Фрагмент документа -
Отрывок из книги, выходящей в издательстве НЛО
Пригов был грандиозным собеседником. Поражала не просто его незаурядная эрудиция (которая, кстати, никогда явно не демонстрировалась, она как бы проступала сквозь ткань разговора), Дмитрий Александрович покорял изощренностью ума, способностью включиться в только что возникшую тему и не произносить при этом банальностей. Фрагменты подобных бесед, собранных в этой книге, станут подспорьем в попытке представить феномен «Дмитрий Александрович Пригов» в его культурном и человеческом измерении.
Д.А. Пригов. Двадцать один разговор и одно дружеское послание / Сергей Шаповал, сост., вступление, интервью. — М.: Новое литературное обозрение, 2014. С. 95–102.
«Я — ДЕЯТЕЛЬ КУЛЬТУРЫ»
— Дмитрий Александрович, давайте поговорим об одной из фундаментальных для человека категорий — родине. Как вы могли бы описать Россию в метафизическом плане?
У меня есть один образ: Господь здесь пожелал пустое место. Все пертурбации в России не есть результат чьих-то ошибок или неблагостных поступков, поэтому кипение в этом котле заранее обречено.
— Красивая метафора, но ведь надо как-то жить.
Надо жить без будущего, не рассчитывая на него.
— Это все негативистские высказывания. А есть у вас позитивный идеал?
Нужно, чтобы как можно быстрее Россия регионализировалась, распалась на мелкие кусочки, которые жили бы своими частными интересами без всякого представления, что происходит за пределами своего региона, отдельного места.
— Но такая перспектива многих людей просто ужасает, политики говорят о ней как о катастрофе.
Именно державники и совпадают с направленными действиями американского и мирового империализма: государственники удовлетворяют атавистическую жажду величия, а Западу единая Россия нужна, чтобы не болела голова по поводу черт те чего, происходящего на этой территории, и чтобы это был огромный единый рынок, куда легко засылать свои товары или изымать их. С большим образованием им легче работать.
— Вы сторонник идеи заговора против России?
Да. Но это заговор страха и непонимания, а не заговор, связанный с идеей погубить Россию, которая имеет глубокие исторические корни. В сговоре с ЦРУ и коварным Западом надо обвинять не Гайдара, а Жириновского и всех государственников.

Перечни элементов макета в рамках -
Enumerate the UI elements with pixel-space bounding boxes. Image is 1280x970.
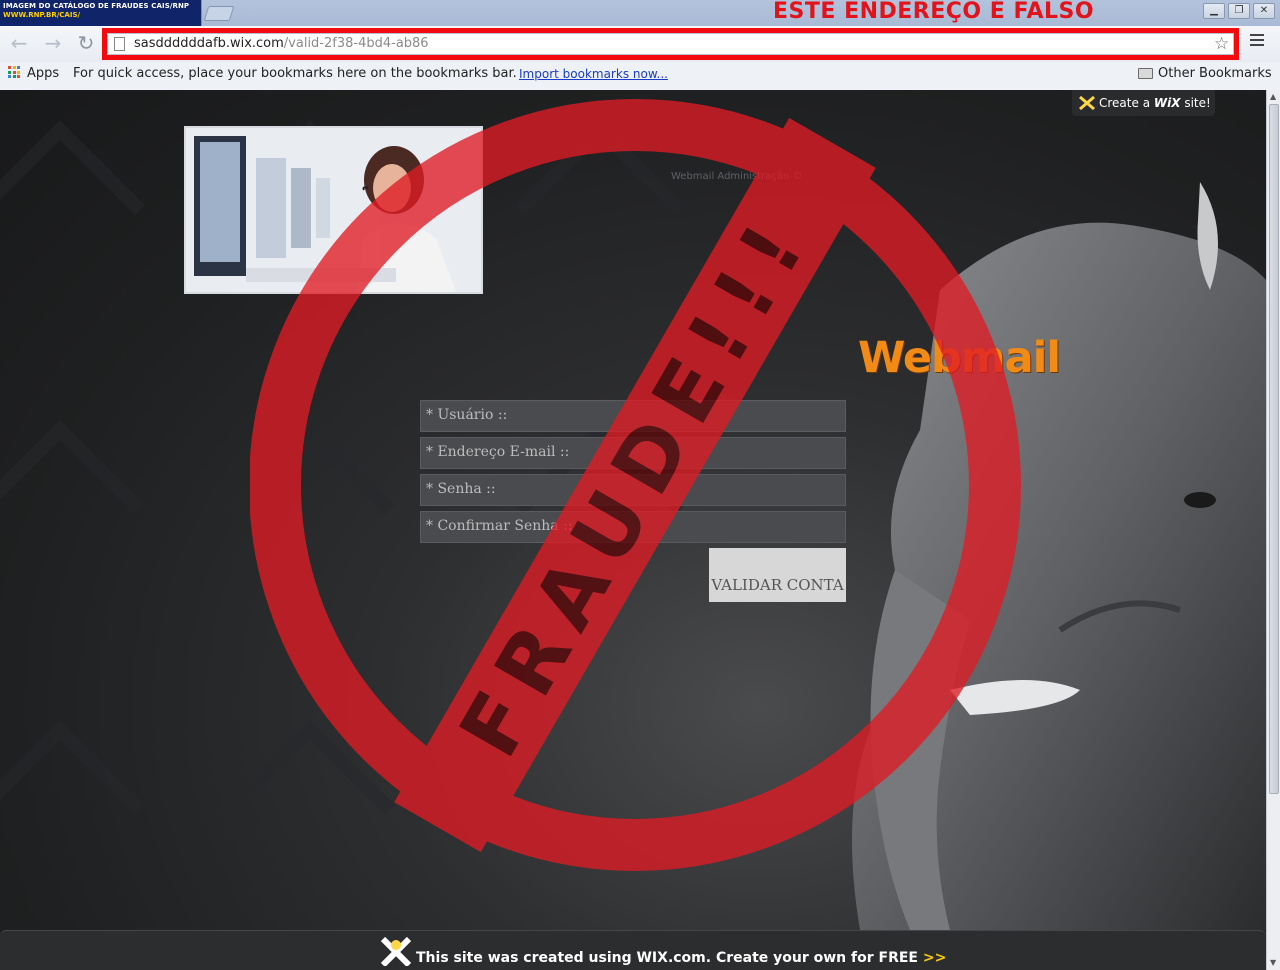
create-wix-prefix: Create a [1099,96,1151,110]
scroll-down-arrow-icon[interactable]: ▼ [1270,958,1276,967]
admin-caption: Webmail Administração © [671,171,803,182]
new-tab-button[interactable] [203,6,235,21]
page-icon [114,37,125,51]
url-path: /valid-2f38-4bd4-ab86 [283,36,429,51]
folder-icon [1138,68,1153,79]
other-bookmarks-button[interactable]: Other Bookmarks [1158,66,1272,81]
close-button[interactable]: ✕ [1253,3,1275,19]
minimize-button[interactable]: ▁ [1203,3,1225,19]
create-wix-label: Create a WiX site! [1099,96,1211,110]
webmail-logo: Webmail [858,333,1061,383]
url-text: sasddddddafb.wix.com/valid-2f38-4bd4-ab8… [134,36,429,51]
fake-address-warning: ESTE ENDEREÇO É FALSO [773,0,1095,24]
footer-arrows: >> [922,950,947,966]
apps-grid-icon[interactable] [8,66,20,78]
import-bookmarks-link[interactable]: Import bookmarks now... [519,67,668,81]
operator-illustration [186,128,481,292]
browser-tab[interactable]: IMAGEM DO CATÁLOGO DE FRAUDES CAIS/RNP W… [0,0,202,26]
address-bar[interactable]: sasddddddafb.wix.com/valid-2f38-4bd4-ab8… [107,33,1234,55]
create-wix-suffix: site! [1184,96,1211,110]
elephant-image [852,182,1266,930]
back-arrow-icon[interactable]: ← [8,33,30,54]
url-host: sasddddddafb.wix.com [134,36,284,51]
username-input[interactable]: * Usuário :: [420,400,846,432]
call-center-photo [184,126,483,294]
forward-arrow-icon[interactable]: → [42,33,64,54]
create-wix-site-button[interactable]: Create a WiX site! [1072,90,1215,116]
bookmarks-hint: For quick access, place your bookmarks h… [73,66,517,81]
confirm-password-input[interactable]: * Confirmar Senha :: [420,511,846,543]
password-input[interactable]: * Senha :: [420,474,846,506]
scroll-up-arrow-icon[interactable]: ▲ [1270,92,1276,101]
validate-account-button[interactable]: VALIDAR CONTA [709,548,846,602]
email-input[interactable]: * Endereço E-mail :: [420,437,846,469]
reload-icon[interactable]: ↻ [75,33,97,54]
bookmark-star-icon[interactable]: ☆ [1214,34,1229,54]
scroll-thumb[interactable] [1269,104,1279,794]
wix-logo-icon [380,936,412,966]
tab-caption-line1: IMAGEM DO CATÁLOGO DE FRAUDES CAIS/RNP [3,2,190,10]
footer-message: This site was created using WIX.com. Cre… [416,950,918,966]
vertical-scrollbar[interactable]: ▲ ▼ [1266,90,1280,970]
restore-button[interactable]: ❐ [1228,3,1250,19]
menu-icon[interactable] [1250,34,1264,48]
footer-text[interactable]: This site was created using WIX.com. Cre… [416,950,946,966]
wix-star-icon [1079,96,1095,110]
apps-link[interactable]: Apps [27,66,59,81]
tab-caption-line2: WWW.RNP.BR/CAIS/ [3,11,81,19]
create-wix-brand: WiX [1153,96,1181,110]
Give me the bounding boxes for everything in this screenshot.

---

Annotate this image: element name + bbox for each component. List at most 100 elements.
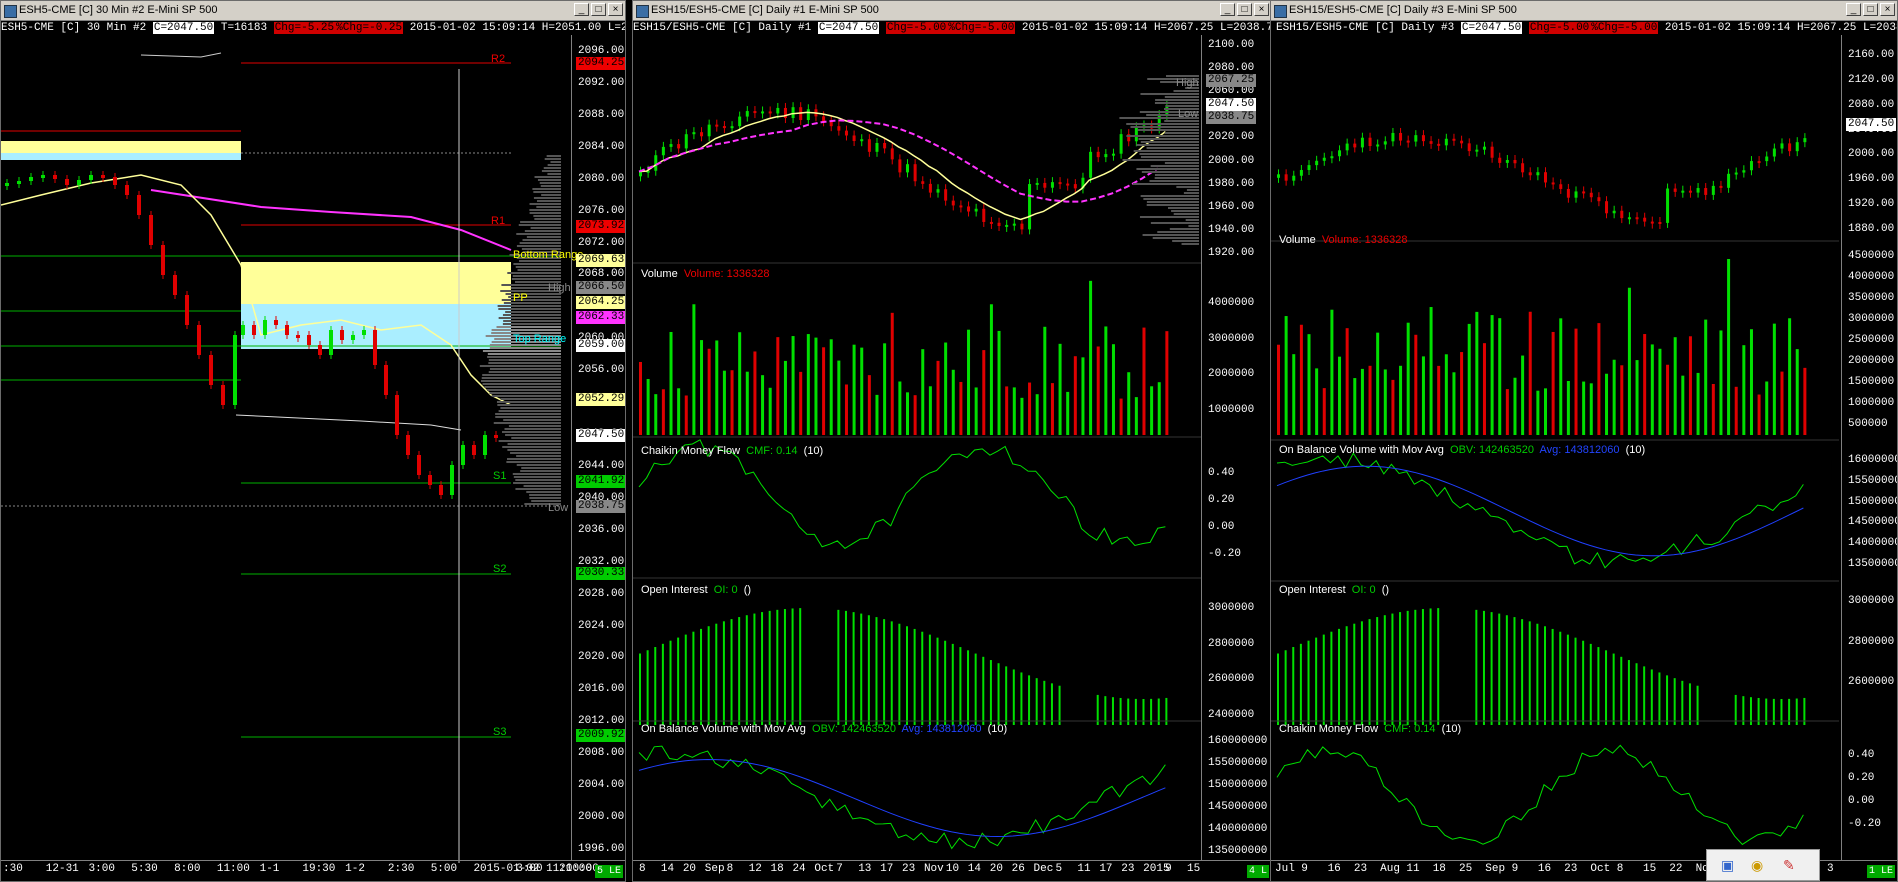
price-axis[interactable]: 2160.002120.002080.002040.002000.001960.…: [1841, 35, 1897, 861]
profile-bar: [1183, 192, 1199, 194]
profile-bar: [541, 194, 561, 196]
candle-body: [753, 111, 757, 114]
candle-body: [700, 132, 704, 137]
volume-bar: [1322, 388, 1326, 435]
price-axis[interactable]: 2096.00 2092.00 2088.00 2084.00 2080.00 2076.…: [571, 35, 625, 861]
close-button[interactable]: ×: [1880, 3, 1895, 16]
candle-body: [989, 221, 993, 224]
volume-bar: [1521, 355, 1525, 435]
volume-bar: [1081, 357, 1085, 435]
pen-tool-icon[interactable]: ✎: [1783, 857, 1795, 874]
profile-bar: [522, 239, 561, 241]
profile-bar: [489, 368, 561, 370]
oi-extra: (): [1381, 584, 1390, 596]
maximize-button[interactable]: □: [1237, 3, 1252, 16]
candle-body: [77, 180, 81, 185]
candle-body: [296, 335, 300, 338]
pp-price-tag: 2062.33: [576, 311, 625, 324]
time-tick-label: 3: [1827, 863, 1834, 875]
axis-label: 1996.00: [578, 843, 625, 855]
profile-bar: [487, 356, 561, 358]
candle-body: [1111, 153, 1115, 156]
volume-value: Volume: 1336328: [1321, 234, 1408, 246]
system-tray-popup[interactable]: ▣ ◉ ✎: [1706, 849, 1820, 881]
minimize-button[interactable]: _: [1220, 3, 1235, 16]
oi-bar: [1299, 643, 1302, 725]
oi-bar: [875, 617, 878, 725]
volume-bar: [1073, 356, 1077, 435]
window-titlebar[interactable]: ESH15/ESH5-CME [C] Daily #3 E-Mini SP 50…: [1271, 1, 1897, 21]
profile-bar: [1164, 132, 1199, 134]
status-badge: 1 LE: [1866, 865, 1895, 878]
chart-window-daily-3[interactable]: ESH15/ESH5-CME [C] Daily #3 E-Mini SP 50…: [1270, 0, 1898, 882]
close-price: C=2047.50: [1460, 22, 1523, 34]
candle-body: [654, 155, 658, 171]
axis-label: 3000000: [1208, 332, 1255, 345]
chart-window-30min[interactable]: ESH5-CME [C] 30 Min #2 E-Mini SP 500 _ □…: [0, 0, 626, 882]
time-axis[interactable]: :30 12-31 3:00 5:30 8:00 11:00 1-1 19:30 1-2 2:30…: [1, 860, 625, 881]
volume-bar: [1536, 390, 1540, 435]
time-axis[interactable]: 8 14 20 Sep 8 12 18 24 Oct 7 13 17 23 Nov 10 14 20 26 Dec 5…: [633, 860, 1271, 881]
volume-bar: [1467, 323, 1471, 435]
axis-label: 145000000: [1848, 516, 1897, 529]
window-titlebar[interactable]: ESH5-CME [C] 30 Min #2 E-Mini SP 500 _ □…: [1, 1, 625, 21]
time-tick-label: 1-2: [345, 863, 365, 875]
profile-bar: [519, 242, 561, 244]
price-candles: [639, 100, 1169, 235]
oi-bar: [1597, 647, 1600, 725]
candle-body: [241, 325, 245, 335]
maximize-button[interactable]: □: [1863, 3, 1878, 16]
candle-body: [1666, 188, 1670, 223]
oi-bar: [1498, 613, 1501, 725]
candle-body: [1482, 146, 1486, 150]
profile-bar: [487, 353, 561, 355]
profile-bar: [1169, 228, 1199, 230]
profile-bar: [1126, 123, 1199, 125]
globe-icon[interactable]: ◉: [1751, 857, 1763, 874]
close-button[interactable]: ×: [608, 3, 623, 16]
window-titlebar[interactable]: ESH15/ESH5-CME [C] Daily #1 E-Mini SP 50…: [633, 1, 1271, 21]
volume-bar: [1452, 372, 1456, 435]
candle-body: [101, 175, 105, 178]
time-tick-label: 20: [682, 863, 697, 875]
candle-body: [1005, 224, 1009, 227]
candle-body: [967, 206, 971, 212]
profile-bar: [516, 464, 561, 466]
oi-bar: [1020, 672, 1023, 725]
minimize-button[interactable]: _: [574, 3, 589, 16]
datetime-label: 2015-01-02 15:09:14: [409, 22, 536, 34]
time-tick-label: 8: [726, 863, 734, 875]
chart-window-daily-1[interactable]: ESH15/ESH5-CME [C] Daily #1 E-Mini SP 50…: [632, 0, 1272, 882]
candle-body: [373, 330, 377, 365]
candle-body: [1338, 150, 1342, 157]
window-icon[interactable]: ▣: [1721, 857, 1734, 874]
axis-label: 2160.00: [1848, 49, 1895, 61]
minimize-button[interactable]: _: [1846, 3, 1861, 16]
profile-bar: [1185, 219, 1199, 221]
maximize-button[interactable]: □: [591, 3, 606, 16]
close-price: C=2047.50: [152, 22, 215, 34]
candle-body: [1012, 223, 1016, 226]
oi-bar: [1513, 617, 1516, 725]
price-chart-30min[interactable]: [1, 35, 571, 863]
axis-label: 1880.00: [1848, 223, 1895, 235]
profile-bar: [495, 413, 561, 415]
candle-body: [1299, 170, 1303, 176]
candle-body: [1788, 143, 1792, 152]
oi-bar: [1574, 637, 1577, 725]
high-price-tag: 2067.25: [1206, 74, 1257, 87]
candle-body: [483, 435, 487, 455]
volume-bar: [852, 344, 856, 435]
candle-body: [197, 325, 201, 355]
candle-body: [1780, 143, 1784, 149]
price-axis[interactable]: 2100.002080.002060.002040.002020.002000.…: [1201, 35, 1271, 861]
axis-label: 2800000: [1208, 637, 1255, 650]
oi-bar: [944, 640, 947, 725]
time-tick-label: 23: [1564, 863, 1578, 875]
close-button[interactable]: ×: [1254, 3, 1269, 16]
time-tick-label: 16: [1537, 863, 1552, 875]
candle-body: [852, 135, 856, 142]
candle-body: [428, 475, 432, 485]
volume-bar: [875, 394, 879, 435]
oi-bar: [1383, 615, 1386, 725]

* * *

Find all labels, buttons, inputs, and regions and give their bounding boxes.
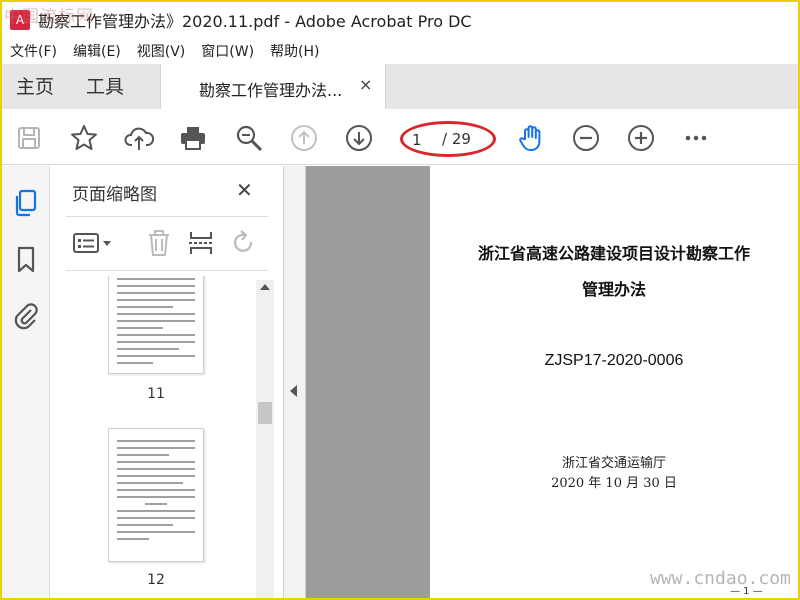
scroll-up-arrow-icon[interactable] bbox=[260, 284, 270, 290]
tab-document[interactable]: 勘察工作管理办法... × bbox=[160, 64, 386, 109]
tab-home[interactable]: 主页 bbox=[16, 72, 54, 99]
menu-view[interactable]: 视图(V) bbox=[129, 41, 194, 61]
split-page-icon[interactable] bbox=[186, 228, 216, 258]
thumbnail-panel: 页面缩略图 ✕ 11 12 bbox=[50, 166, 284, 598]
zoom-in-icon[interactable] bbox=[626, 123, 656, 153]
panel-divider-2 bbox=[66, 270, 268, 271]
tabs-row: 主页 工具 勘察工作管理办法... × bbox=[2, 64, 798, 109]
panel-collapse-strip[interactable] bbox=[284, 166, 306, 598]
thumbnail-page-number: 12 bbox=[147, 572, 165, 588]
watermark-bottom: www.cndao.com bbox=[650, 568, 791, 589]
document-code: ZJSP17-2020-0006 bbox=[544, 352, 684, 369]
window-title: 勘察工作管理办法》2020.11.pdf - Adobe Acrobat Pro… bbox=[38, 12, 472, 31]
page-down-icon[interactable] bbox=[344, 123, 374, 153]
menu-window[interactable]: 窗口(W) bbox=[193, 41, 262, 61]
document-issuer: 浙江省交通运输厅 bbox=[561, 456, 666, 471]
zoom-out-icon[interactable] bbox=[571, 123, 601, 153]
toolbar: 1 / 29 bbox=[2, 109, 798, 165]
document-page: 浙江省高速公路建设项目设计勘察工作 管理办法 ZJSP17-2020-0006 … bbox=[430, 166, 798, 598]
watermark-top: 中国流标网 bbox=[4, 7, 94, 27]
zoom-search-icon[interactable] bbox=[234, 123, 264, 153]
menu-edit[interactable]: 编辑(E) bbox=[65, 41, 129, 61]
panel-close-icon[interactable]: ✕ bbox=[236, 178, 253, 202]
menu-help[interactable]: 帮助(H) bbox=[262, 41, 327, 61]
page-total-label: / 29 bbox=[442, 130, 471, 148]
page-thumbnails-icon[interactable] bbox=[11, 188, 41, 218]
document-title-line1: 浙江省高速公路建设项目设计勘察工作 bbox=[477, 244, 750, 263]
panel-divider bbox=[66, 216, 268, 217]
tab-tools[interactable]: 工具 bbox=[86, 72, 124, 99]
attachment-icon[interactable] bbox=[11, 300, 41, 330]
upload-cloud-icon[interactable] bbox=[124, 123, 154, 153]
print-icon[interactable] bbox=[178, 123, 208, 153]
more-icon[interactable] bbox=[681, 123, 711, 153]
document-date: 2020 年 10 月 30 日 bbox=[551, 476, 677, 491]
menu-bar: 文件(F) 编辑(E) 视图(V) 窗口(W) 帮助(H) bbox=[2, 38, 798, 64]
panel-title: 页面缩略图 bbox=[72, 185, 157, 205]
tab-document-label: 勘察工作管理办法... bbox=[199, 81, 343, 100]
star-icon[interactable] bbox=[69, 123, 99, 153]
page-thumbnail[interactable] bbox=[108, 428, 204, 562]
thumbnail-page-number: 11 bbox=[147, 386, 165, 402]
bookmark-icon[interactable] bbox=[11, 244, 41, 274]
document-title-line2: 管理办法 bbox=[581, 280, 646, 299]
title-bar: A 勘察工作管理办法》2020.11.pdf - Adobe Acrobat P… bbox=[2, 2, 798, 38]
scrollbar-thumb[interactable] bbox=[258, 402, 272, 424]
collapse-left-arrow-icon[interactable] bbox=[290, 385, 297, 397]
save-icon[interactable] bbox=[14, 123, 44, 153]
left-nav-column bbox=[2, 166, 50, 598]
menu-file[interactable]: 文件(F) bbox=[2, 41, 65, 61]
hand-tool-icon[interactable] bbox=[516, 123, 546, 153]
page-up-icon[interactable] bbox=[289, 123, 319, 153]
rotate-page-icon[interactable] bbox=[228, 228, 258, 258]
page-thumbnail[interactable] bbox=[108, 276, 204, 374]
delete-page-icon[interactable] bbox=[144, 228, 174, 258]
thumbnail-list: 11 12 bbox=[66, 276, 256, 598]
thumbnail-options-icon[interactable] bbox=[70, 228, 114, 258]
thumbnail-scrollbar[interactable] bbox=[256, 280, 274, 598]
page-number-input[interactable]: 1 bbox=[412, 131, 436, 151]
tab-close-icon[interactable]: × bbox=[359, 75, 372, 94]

Что сделать -
Как, согласно фрагменту о Пригове, он предлагает жить? Эти данные никак не связаны с фрагментом о Пригове.

Готовый ответ -
Жить без будущего, не рассчитывая на него.